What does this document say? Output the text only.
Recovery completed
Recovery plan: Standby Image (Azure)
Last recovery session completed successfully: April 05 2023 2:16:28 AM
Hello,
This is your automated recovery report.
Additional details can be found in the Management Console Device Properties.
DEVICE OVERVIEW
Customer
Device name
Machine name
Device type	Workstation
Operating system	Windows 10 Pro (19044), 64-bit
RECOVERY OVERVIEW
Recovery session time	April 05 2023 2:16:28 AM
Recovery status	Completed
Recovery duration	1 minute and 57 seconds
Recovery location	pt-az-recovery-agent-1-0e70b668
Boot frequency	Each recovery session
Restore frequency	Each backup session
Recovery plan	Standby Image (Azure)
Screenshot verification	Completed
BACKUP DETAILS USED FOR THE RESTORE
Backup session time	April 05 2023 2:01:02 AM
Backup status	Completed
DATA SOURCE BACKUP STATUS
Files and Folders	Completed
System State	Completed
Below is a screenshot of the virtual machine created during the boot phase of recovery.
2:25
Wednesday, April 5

...

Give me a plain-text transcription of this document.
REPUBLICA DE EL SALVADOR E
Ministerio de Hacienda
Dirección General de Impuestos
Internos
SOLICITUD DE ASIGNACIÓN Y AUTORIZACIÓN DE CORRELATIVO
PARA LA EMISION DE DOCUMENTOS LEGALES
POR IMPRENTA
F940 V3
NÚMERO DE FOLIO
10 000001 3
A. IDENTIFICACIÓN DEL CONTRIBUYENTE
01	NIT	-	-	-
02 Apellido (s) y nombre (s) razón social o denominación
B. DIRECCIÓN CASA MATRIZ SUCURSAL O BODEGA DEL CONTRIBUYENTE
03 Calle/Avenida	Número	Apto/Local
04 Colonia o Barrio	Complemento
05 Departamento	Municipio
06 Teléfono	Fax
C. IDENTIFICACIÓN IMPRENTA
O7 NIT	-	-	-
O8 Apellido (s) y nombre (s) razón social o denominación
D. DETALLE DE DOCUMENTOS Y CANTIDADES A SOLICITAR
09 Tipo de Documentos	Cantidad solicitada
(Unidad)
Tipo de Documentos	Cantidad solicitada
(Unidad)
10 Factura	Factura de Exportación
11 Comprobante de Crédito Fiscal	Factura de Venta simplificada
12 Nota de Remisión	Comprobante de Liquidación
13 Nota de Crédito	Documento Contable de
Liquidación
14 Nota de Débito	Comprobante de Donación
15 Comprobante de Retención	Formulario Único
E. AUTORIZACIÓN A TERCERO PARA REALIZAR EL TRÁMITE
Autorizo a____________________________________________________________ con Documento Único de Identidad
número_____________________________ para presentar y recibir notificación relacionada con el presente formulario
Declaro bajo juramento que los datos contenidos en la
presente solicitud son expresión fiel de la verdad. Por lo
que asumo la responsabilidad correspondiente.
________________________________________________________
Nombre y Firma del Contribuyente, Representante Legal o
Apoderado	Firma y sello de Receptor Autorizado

---

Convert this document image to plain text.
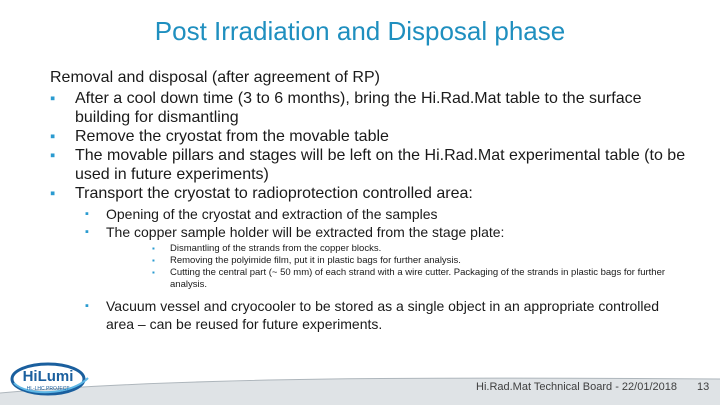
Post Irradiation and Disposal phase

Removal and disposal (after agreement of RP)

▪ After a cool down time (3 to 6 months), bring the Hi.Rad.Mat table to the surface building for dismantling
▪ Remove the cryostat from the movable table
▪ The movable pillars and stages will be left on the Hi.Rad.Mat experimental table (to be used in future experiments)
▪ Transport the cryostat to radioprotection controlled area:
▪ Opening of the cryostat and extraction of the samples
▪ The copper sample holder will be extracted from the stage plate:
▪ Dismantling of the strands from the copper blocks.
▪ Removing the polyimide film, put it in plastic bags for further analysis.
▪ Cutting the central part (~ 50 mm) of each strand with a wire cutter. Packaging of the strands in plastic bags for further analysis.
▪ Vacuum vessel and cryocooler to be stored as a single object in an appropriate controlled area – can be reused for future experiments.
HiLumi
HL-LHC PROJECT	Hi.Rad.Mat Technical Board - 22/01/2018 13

### [GIVEN PROBLEM]
Determine how many lines include the string "cryostat". Give no answer but the number.

### [FINAL ANSWER]
3